▸ **Stated exercise 1**: Please reproduce the pandas Series question in full, word for word.
▸ **Stated exercise 2**: Find each line of the listing containing the word "inpaint", and copy those lines out.

___ Text shown ___

1

I have a numpy array-like (as stated here, simply an object that can be used to create a numpy array), and want to create a pandas.Series from it. According to its documentation, it supports array-likes. Now consider the following MWE.

import numpy as np
import pandas as pd

class ArrayLike:
    def __array__(self, dtype = None):
        return np.asarray([0, 1])

a = ArrayLike()
print(pd.Series(a))
print(pd.Series(np.asarray(a)))

This results in

0    <__main__.ArrayLike object at [...]>
dtype: object
0    0
1    1
dtype: int64

This is not what I would expect, since the whole point of the array-like is the ability to convert to a numpy array, so the behaviour when creating the series directly from my ArrayLike seems weird to me.

___ Provided material ___

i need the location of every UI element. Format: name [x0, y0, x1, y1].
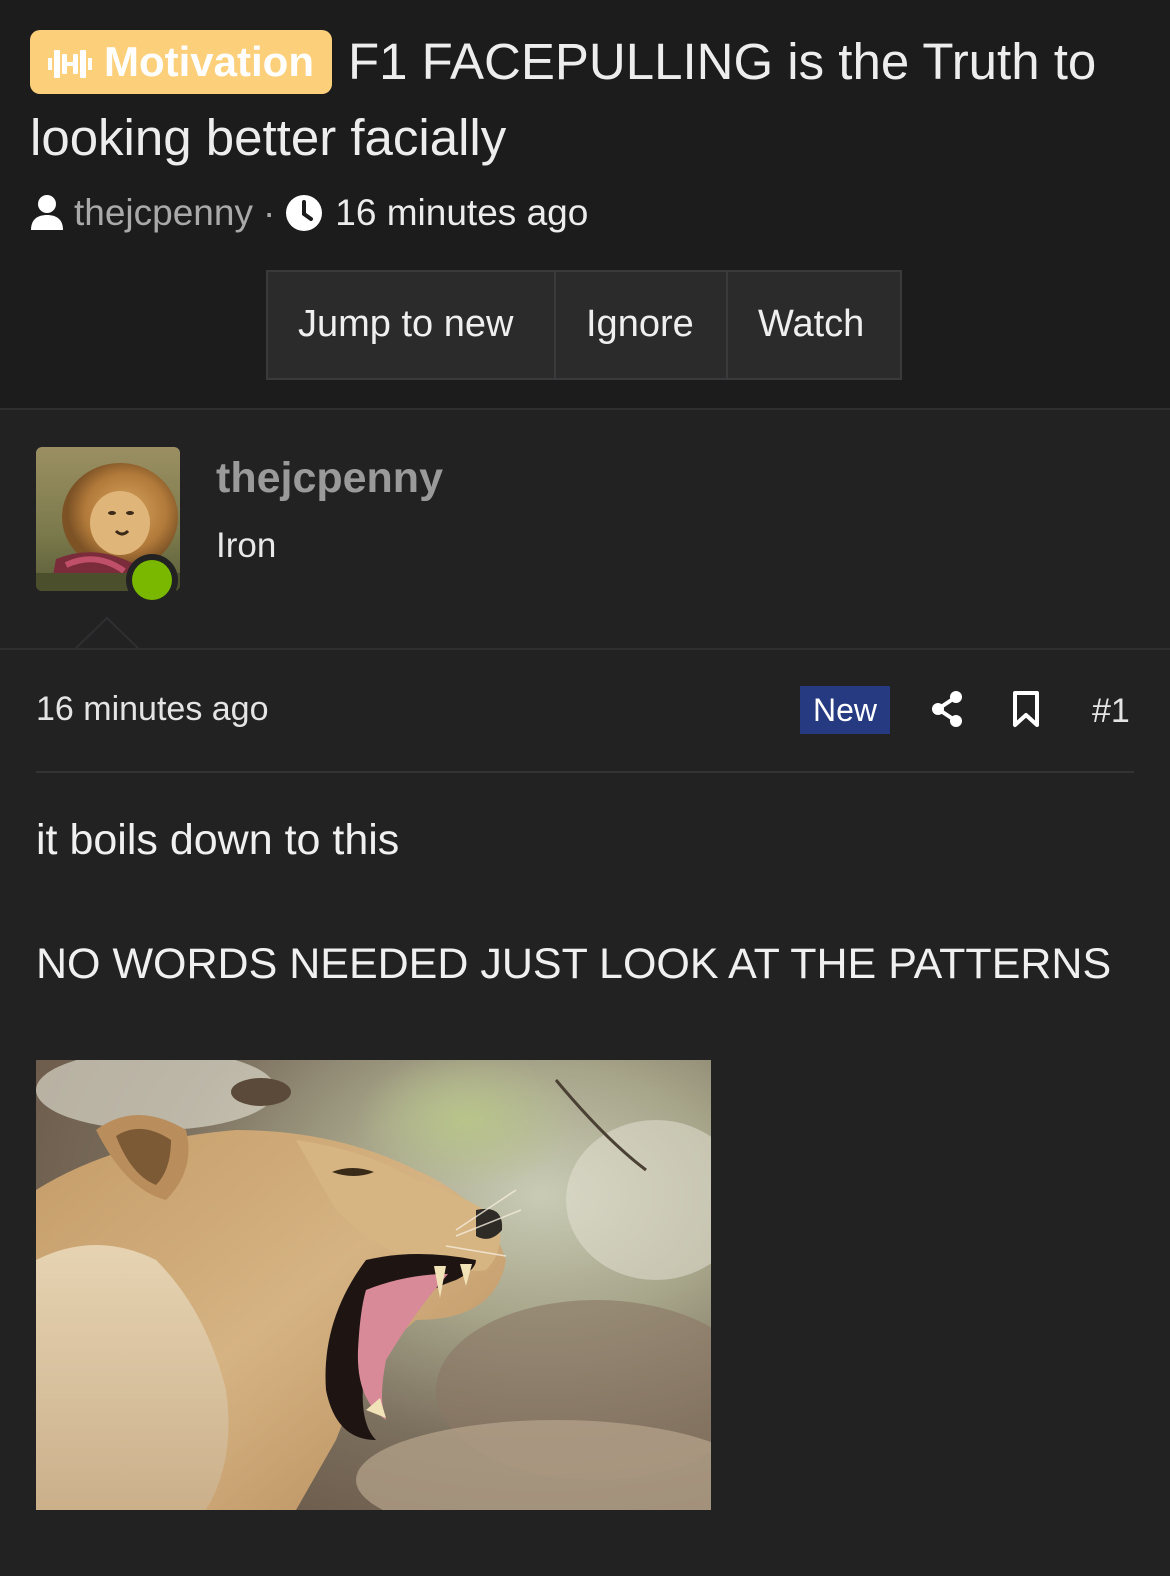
user-icon: [30, 194, 64, 232]
meta-separator: ·: [262, 192, 276, 233]
post-divider: [36, 771, 1134, 773]
post-image-lioness[interactable]: [36, 1060, 711, 1510]
thread-page: Motivation F1 FACEPULLING is the Truth to…: [0, 0, 1170, 1576]
bookmark-icon[interactable]: [1012, 690, 1040, 733]
post-username[interactable]: thejcpenny: [216, 454, 443, 503]
ignore-button[interactable]: Ignore: [556, 272, 728, 378]
dumbbell-icon: [48, 50, 92, 78]
thread-title: Motivation F1 FACEPULLING is the Truth to…: [30, 24, 1140, 176]
thread-time-link[interactable]: 16 minutes ago: [335, 192, 588, 234]
user-title: Iron: [216, 526, 277, 565]
thread-header: Motivation F1 FACEPULLING is the Truth to…: [0, 0, 1170, 408]
post-time-link[interactable]: 16 minutes ago: [36, 690, 269, 729]
thread-author-link[interactable]: thejcpenny: [74, 192, 253, 234]
new-badge: New: [800, 686, 890, 734]
post: 16 minutes ago New #1 it boils down to t…: [0, 648, 1170, 1576]
online-status-indicator: [126, 554, 178, 606]
thread-actions: Jump to new Ignore Watch: [266, 270, 902, 380]
post-text-line: it boils down to this: [36, 816, 400, 864]
clock-icon: [285, 194, 323, 232]
prefix-badge[interactable]: Motivation: [30, 30, 332, 94]
watch-button[interactable]: Watch: [728, 272, 900, 378]
post-user-block: thejcpenny Iron: [0, 408, 1170, 652]
share-icon[interactable]: [930, 690, 964, 733]
thread-meta: thejcpenny · 16 minutes ago: [30, 190, 588, 236]
post-text-line: NO WORDS NEEDED JUST LOOK AT THE PATTERN…: [36, 940, 1112, 988]
jump-to-new-button[interactable]: Jump to new: [268, 272, 556, 378]
post-number-link[interactable]: #1: [1092, 692, 1130, 731]
prefix-label: Motivation: [104, 38, 314, 85]
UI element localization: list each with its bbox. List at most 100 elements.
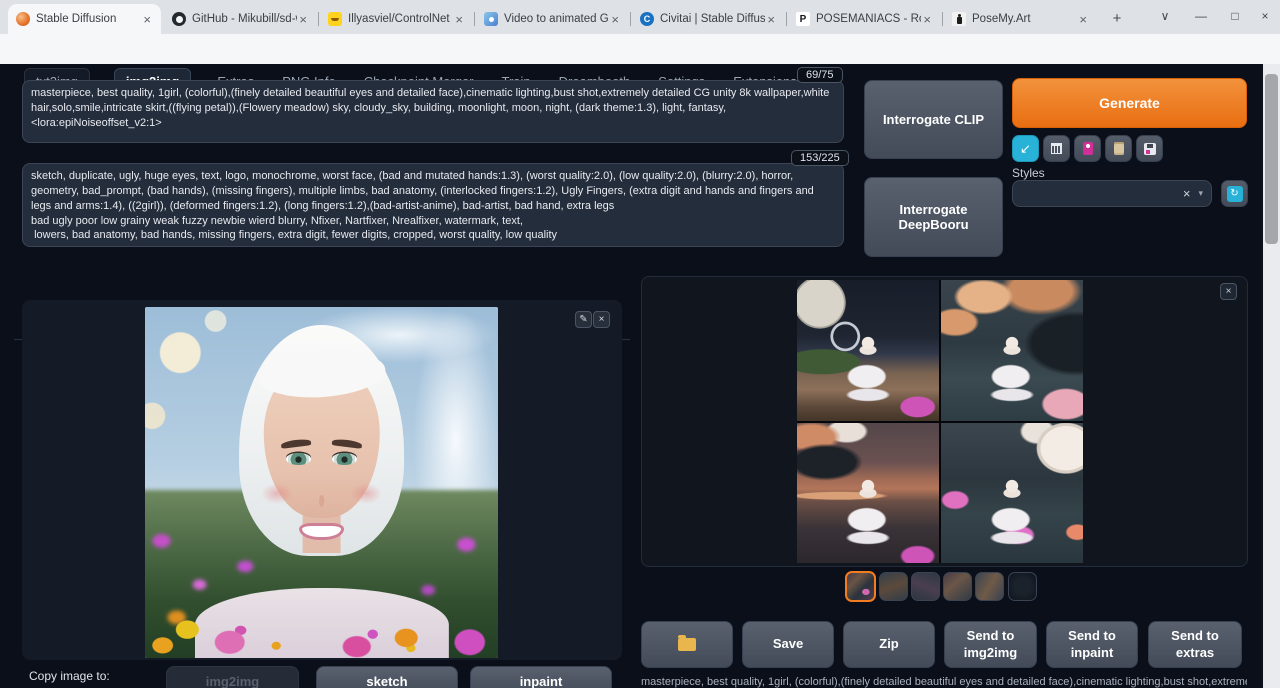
portrait-eye — [286, 453, 311, 465]
stable-diffusion-favicon — [16, 12, 30, 26]
copy-image-to-label: Copy image to: — [29, 669, 110, 683]
gallery-thumbnail[interactable] — [975, 572, 1004, 601]
portrait-blush — [350, 483, 382, 504]
girl-figure — [981, 336, 1043, 406]
tab-title: GitHub - Mikubill/sd-webui-con — [192, 13, 297, 25]
refresh-icon: ↻ — [1227, 186, 1243, 202]
gallery-thumbnail[interactable] — [911, 572, 940, 601]
tab-close-icon[interactable]: × — [921, 12, 933, 27]
result-image-3[interactable] — [797, 423, 939, 564]
portrait-eye — [332, 453, 357, 465]
zip-button[interactable]: Zip — [843, 621, 935, 668]
trash-icon — [1051, 143, 1062, 154]
close-icon: × — [1226, 286, 1232, 297]
girl-figure — [981, 479, 1043, 549]
paste-arrow-icon: ↙ — [1020, 141, 1031, 157]
gallery-close-button[interactable]: × — [1220, 283, 1237, 300]
window-minimize-button[interactable]: — — [1186, 2, 1216, 30]
window-maximize-button[interactable]: □ — [1220, 2, 1250, 30]
tab-close-icon[interactable]: × — [609, 12, 621, 27]
page-scrollbar[interactable] — [1263, 64, 1280, 688]
generate-button[interactable]: Generate — [1012, 78, 1247, 128]
tab-close-icon[interactable]: × — [297, 12, 309, 27]
tab-separator — [942, 12, 943, 26]
posemaniacs-favicon: P — [796, 12, 810, 26]
prompt-token-counter: 69/75 — [797, 67, 843, 83]
browser-tab-civitai[interactable]: C Civitai | Stable Diffusion models × — [632, 4, 785, 34]
browser-tab-gif-converter[interactable]: Video to animated GIF converter × — [476, 4, 629, 34]
window-close-button[interactable]: × — [1250, 2, 1280, 30]
result-image-4[interactable] — [941, 423, 1083, 564]
folder-icon — [678, 638, 696, 651]
new-tab-button[interactable]: + — [1106, 7, 1128, 29]
negative-prompt-token-counter: 153/225 — [791, 150, 849, 166]
result-image-1[interactable] — [797, 280, 939, 421]
tab-close-icon[interactable]: × — [141, 12, 153, 27]
gallery-thumbnail[interactable] — [1008, 572, 1037, 601]
send-to-img2img-button[interactable]: Send to img2img — [944, 621, 1037, 668]
prompt-input[interactable]: masterpiece, best quality, 1girl, (color… — [22, 80, 844, 143]
remove-image-button[interactable]: × — [593, 311, 610, 328]
copy-to-sketch-button[interactable]: sketch — [316, 666, 458, 688]
browser-tab-posemyart[interactable]: PoseMy.Art × — [944, 4, 1097, 34]
gallery-thumbnail[interactable] — [943, 572, 972, 601]
girl-figure — [837, 336, 899, 406]
extra-networks-button[interactable] — [1074, 135, 1101, 162]
styles-dropdown[interactable]: × ▾ — [1012, 180, 1212, 207]
huggingface-favicon — [328, 12, 342, 26]
browser-tab-posemaniacs[interactable]: P POSEMANIACS - Royalty free 3 × — [788, 4, 941, 34]
copy-to-inpaint-button[interactable]: inpaint — [470, 666, 612, 688]
send-to-inpaint-button[interactable]: Send to inpaint — [1046, 621, 1138, 668]
copy-to-img2img-button: img2img — [166, 666, 299, 688]
tab-close-icon[interactable]: × — [1077, 12, 1089, 27]
portrait-foreground-flowers — [145, 595, 498, 658]
tab-search-chevron-icon[interactable]: ∨ — [1150, 2, 1180, 30]
github-favicon — [172, 12, 186, 26]
browser-tab-stable-diffusion[interactable]: Stable Diffusion × — [8, 4, 161, 34]
pencil-icon: ✎ — [579, 314, 587, 325]
interrogate-deepbooru-button[interactable]: Interrogate DeepBooru — [864, 177, 1003, 257]
tab-title: Civitai | Stable Diffusion models — [660, 13, 765, 25]
tab-title: POSEMANIACS - Royalty free 3 — [816, 13, 921, 25]
open-folder-button[interactable] — [641, 621, 733, 668]
tab-title: Stable Diffusion — [36, 13, 141, 25]
tab-separator — [786, 12, 787, 26]
interrogate-clip-button[interactable]: Interrogate CLIP — [864, 80, 1003, 159]
civitai-favicon: C — [640, 12, 654, 26]
close-icon: × — [599, 314, 605, 325]
styles-clear-icon[interactable]: × — [1183, 186, 1191, 201]
send-to-extras-button[interactable]: Send to extras — [1148, 621, 1242, 668]
save-button[interactable]: Save — [742, 621, 834, 668]
tab-separator — [630, 12, 631, 26]
clear-prompt-button[interactable] — [1043, 135, 1070, 162]
paste-generation-params-button[interactable]: ↙ — [1012, 135, 1039, 162]
chevron-down-icon: ▾ — [1198, 188, 1203, 199]
portrait-blush — [261, 483, 293, 504]
clipboard-icon — [1114, 142, 1124, 155]
tab-title: Video to animated GIF converter — [504, 13, 609, 25]
result-image-2[interactable] — [941, 280, 1083, 421]
tab-close-icon[interactable]: × — [765, 12, 777, 27]
tab-separator — [318, 12, 319, 26]
gallery-thumbnail[interactable] — [879, 572, 908, 601]
portrait-smile — [299, 523, 345, 540]
floppy-save-icon — [1144, 143, 1156, 155]
scrollbar-thumb[interactable] — [1265, 74, 1278, 244]
generation-info-text: masterpiece, best quality, 1girl, (color… — [641, 676, 1247, 688]
gallery-thumbnail-selected[interactable] — [845, 571, 876, 602]
browser-tab-controlnet[interactable]: Illyasviel/ControlNet at main × — [320, 4, 473, 34]
stable-diffusion-webui-page: txt2img img2img Extras PNG Info Checkpoi… — [0, 64, 1263, 688]
edit-image-button[interactable]: ✎ — [575, 311, 592, 328]
tab-title: Illyasviel/ControlNet at main — [348, 13, 453, 25]
img2img-source-image-area[interactable]: ✎ × — [22, 300, 622, 660]
tab-separator — [474, 12, 475, 26]
posemyart-favicon — [952, 12, 966, 26]
negative-prompt-input[interactable]: sketch, duplicate, ugly, huge eyes, text… — [22, 163, 844, 247]
styles-refresh-button[interactable]: ↻ — [1221, 180, 1248, 207]
result-image-grid[interactable] — [797, 280, 1083, 563]
tab-close-icon[interactable]: × — [453, 12, 465, 27]
apply-style-button[interactable] — [1105, 135, 1132, 162]
browser-tab-github[interactable]: GitHub - Mikubill/sd-webui-con × — [164, 4, 317, 34]
browser-tabstrip: Stable Diffusion × GitHub - Mikubill/sd-… — [0, 0, 1280, 34]
save-style-button[interactable] — [1136, 135, 1163, 162]
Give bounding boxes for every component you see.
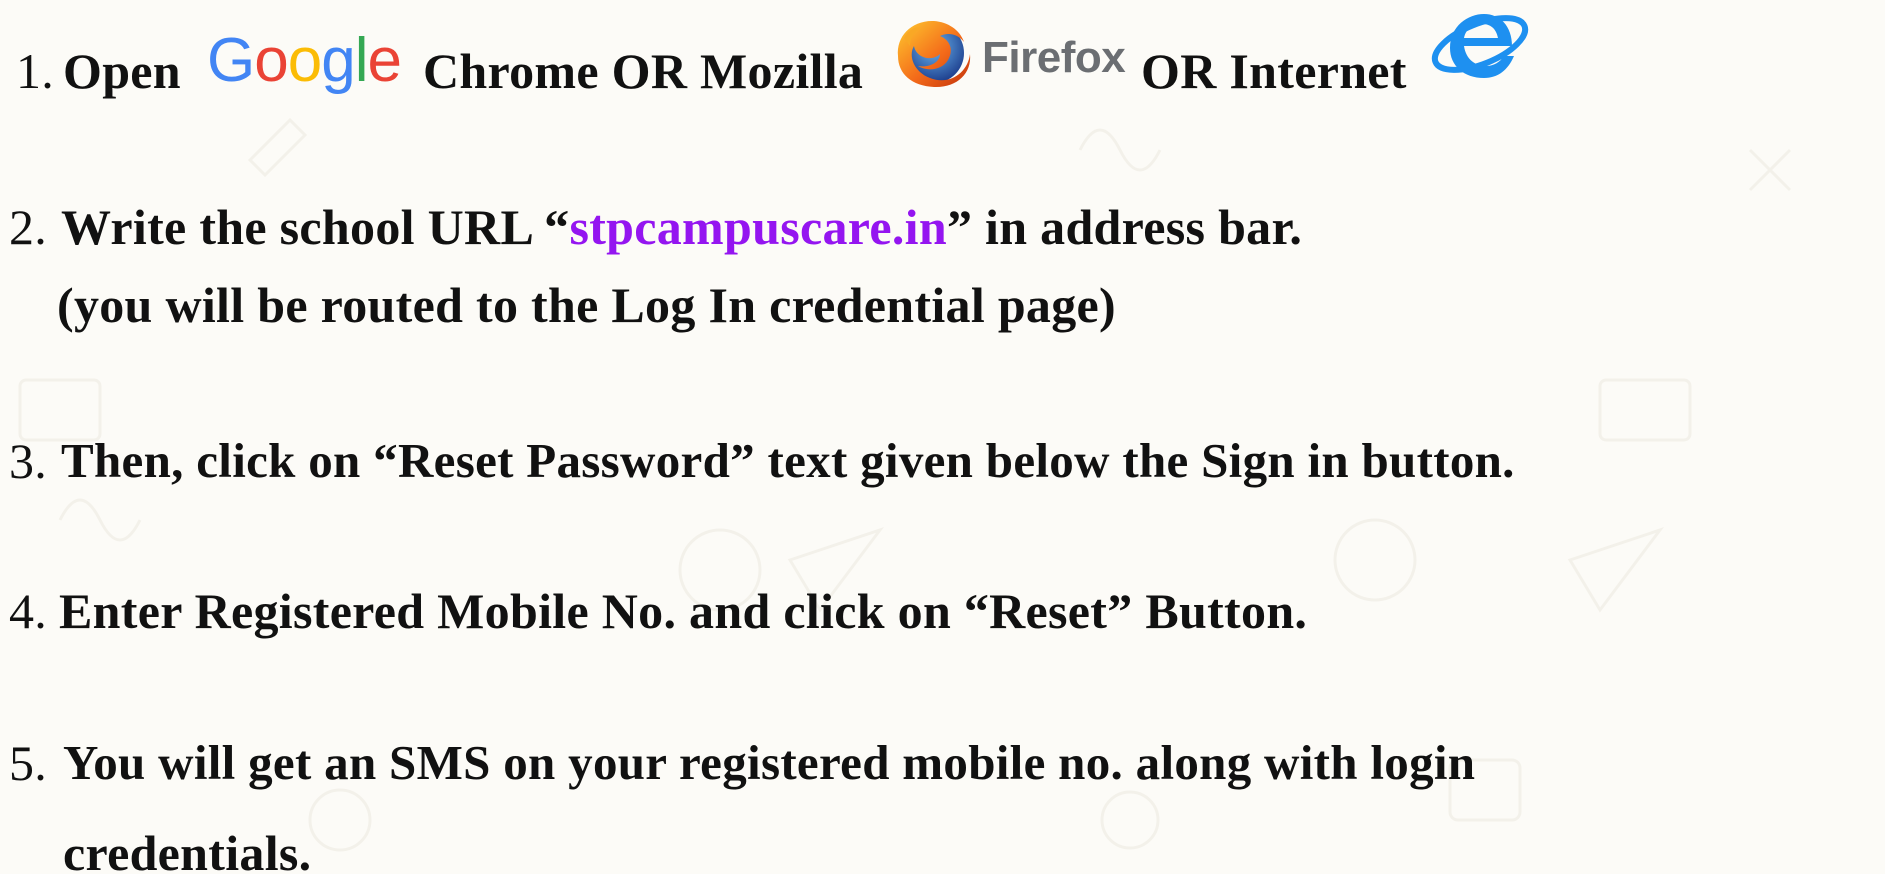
step-2-note: (you will be routed to the Log In creden… [57,277,1116,333]
step-number: 5. [9,735,48,791]
google-letter-g: G [207,26,255,95]
step-number: 2. [9,199,48,255]
step-2-text: Write the school URL “stpcampuscare.in” … [61,202,1302,252]
internet-explorer-icon [1431,14,1529,78]
step-number: 1. [16,43,55,99]
step-number: 3. [9,433,48,489]
google-logo: Google [207,30,402,92]
firefox-icon [897,20,971,88]
google-letter-g2: g [321,26,355,95]
step-1-internet-text: OR Internet [1141,43,1407,99]
step-5-continuation: credentials. [63,825,312,874]
google-letter-o1: o [254,26,288,95]
step-2-text-before-url: Write the school URL “ [61,199,570,255]
google-letter-e: e [367,26,401,95]
step-number: 4. [9,583,48,639]
firefox-wordmark: Firefox [982,33,1126,82]
step-1-chrome-mozilla-text: Chrome OR Mozilla [423,43,864,99]
step-5-text: You will get an SMS on your registered m… [63,735,1476,790]
google-letter-l: l [354,26,369,95]
step-1-open-text: Open [63,43,181,99]
google-letter-o2: o [287,26,322,95]
step-2-text-after-url: ” in address bar. [946,199,1303,255]
step-4-text: Enter Registered Mobile No. and click on… [59,583,1308,639]
school-url: stpcampuscare.in [569,199,947,255]
step-3-text: Then, click on “Reset Password” text giv… [61,433,1515,488]
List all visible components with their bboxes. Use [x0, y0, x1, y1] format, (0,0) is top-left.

___

▸ **Written answer 1**:
1

I have a numpy array-like (as stated here, simply an object that can be used to create a numpy array), and want to create a pandas.Series from it. According to its documentation, it supports array-likes. Now consider the following MWE.

import numpy as np
import pandas as pd

class ArrayLike:
    def __array__(self, dtype = None):
        return np.asarray([0, 1])

a = ArrayLike()
print(pd.Series(a))
print(pd.Series(np.asarray(a)))

This results in

0    <__main__.ArrayLike object at [...]>
dtype: object
0    0
1    1
dtype: int64

This is not what I would expect, since the whole point of the array-like is the ability to convert to a numpy array, so the behaviour when creating the series directly from my ArrayLike seems weird to me.

▸ **Written answer 2**:
copy-to-inpaint-button[interactable]: inpaint — [470, 666, 612, 688]
send-to-inpaint-button[interactable]: Send to inpaint — [1046, 621, 1138, 668]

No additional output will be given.